## Data supplied
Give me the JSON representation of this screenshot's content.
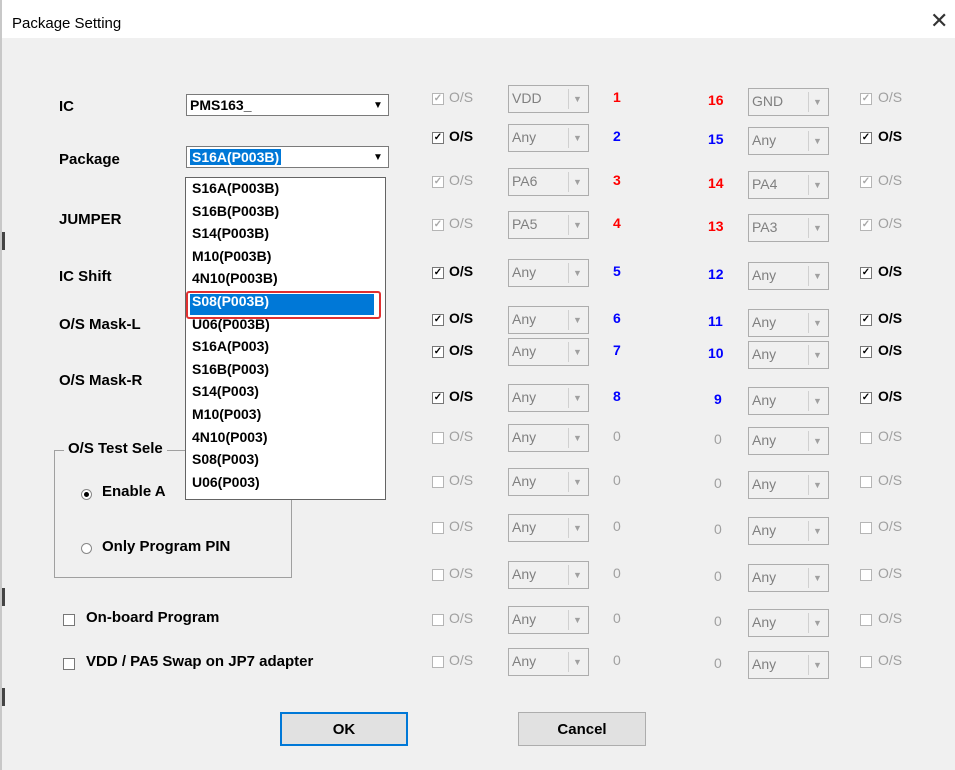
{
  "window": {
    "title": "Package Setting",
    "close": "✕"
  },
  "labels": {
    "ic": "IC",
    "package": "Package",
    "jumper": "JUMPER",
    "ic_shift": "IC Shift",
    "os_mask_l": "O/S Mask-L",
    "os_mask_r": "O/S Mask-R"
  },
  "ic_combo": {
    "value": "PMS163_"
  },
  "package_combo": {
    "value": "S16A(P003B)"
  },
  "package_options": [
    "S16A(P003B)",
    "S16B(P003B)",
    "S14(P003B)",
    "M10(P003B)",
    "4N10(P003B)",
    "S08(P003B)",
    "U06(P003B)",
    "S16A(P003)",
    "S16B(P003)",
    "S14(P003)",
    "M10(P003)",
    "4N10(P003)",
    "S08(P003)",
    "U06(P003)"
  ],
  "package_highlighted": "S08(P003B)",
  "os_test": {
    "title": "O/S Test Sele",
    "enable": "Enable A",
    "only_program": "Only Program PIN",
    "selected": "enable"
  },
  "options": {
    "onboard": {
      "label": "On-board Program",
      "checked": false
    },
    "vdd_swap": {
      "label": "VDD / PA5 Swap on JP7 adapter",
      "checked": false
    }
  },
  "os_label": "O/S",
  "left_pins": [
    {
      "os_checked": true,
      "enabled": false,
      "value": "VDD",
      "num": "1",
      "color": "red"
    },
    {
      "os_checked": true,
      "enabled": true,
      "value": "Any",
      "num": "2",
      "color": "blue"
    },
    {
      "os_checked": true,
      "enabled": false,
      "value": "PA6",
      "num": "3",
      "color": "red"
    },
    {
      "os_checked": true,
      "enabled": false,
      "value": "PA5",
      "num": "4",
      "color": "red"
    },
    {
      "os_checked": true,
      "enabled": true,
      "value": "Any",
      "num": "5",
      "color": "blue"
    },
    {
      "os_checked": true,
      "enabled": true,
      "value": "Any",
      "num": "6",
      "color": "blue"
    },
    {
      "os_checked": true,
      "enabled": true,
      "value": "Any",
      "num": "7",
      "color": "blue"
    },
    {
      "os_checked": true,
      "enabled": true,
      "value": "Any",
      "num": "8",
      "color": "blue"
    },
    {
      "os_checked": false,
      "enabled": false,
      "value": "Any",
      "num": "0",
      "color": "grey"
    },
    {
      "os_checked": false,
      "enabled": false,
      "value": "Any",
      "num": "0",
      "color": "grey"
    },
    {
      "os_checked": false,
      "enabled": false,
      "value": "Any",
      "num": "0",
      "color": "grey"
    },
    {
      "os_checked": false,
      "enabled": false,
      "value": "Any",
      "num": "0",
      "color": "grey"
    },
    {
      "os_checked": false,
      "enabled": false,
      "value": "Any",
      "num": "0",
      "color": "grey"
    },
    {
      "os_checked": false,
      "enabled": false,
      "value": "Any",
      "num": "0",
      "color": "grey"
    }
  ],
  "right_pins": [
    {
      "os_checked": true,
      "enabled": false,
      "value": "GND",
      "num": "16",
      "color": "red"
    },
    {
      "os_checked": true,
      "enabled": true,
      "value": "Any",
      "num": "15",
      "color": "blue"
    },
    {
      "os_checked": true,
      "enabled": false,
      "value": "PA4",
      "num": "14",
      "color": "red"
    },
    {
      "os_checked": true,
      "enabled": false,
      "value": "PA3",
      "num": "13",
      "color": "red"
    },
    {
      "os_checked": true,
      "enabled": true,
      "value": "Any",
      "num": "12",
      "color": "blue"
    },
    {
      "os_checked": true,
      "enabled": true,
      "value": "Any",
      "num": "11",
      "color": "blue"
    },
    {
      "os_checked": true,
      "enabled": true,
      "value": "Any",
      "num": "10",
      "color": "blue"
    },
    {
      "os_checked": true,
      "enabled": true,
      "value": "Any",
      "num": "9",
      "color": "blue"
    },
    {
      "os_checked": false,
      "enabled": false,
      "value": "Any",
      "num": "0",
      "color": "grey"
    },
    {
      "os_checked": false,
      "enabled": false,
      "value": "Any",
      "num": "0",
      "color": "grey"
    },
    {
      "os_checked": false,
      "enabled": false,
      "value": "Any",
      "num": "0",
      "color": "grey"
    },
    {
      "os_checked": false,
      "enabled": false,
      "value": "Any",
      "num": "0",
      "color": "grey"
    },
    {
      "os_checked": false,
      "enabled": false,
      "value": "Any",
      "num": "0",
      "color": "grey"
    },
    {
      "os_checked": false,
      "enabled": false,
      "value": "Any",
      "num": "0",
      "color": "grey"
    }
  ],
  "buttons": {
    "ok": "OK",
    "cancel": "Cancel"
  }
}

---

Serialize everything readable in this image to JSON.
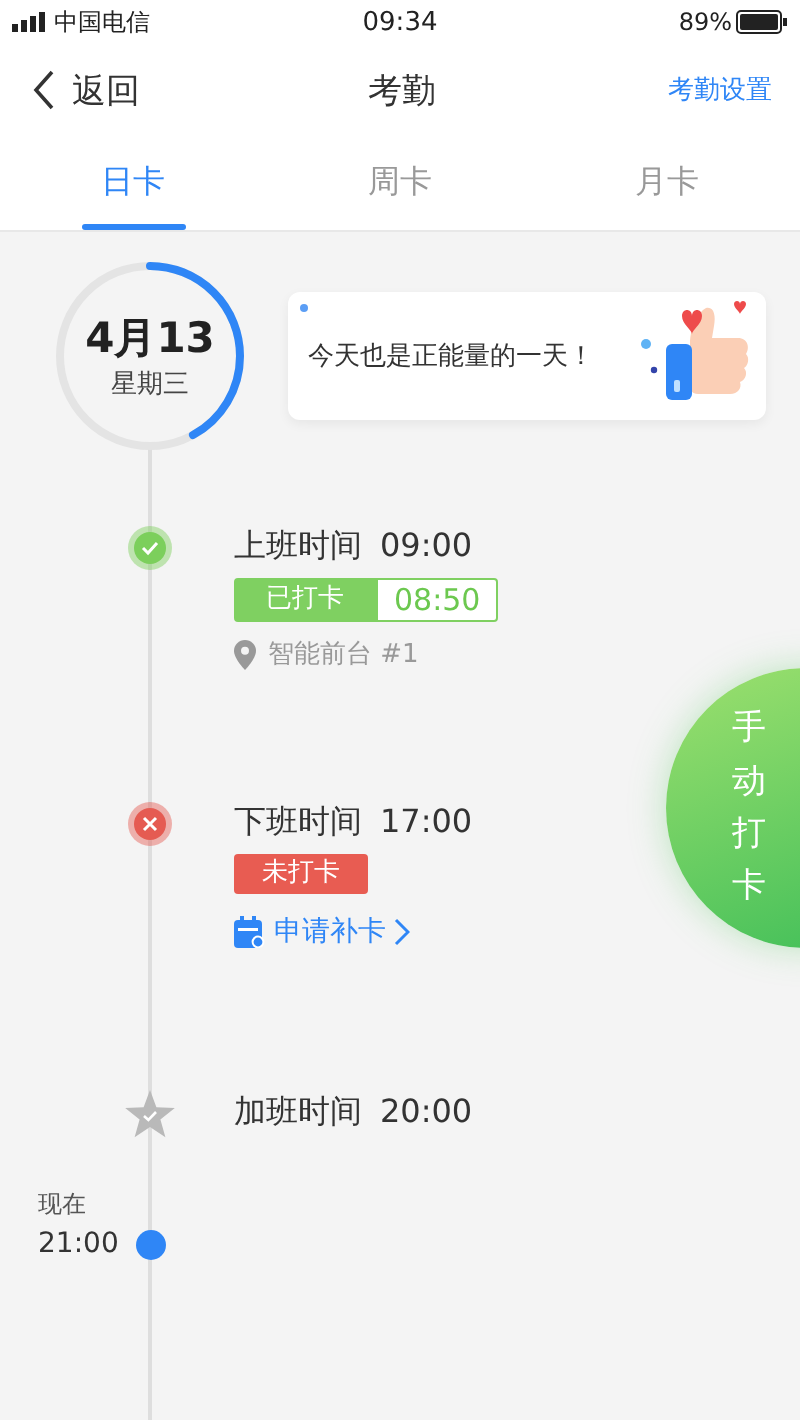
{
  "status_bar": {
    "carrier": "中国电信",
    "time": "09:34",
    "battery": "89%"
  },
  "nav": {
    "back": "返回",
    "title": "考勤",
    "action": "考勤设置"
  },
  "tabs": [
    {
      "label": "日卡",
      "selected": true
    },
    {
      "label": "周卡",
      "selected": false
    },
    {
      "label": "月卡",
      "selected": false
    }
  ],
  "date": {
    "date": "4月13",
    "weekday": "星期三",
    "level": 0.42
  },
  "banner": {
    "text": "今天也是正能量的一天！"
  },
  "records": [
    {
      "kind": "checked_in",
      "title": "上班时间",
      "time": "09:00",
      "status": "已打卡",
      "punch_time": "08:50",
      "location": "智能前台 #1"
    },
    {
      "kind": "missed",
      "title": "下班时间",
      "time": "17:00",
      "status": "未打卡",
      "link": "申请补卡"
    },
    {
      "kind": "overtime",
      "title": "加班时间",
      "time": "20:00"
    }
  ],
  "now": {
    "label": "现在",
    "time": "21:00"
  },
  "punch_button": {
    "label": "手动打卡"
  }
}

--

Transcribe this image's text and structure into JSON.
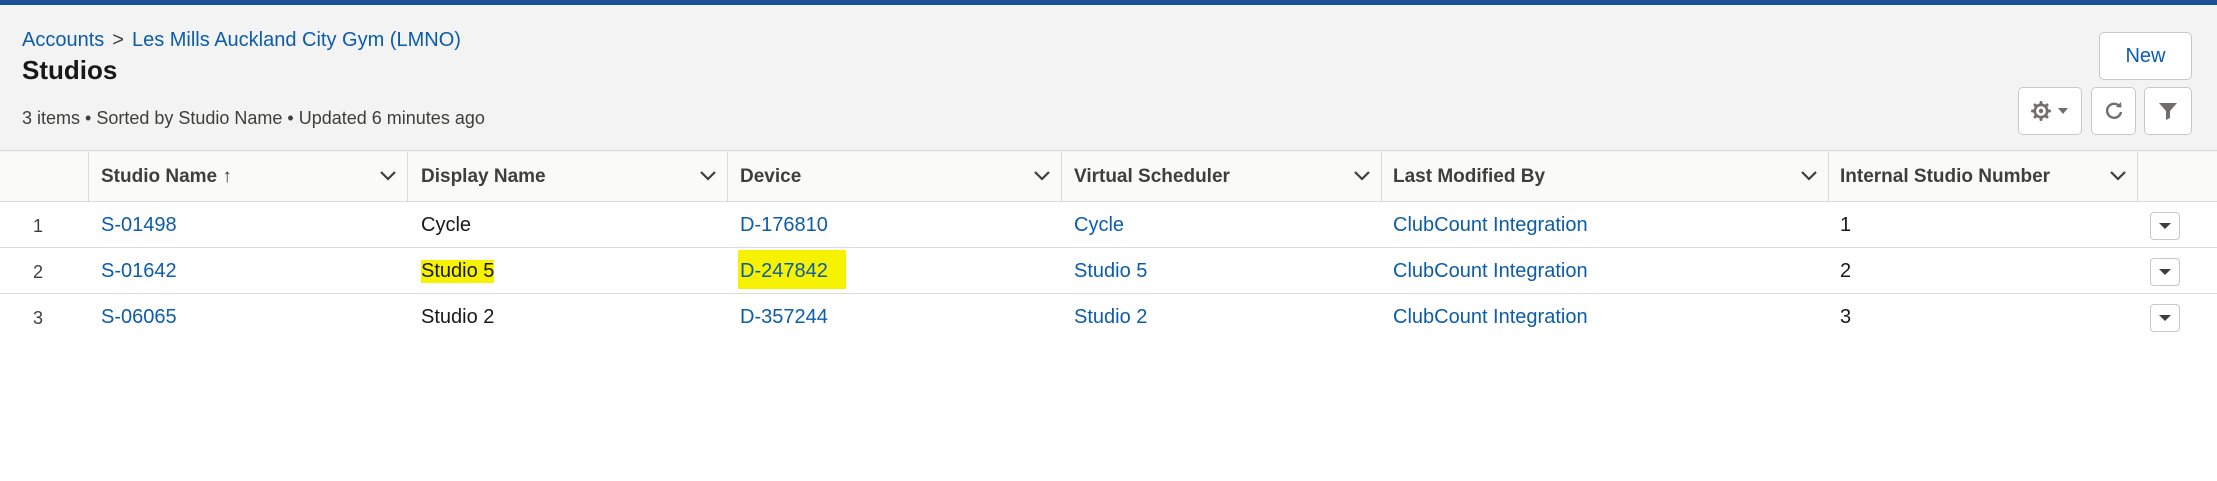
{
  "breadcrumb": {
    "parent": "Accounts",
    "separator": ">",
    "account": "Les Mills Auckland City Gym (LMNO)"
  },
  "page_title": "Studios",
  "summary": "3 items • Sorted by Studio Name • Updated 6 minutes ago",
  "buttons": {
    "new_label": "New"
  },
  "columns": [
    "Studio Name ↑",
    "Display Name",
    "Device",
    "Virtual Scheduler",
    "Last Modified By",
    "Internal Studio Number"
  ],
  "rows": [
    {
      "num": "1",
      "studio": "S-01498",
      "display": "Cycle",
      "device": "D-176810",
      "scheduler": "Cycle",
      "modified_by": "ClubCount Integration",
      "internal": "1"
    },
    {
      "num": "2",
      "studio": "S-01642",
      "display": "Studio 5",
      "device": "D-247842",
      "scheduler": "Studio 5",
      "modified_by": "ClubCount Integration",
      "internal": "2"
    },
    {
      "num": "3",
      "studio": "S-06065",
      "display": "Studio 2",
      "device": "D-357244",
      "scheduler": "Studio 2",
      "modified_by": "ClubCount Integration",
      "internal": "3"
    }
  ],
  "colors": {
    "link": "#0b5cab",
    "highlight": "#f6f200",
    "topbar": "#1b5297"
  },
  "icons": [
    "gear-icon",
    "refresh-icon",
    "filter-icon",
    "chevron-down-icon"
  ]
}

## Stated problem
Find how many lines in the listing contain the word "selected" and give that count alone.

## Final result
4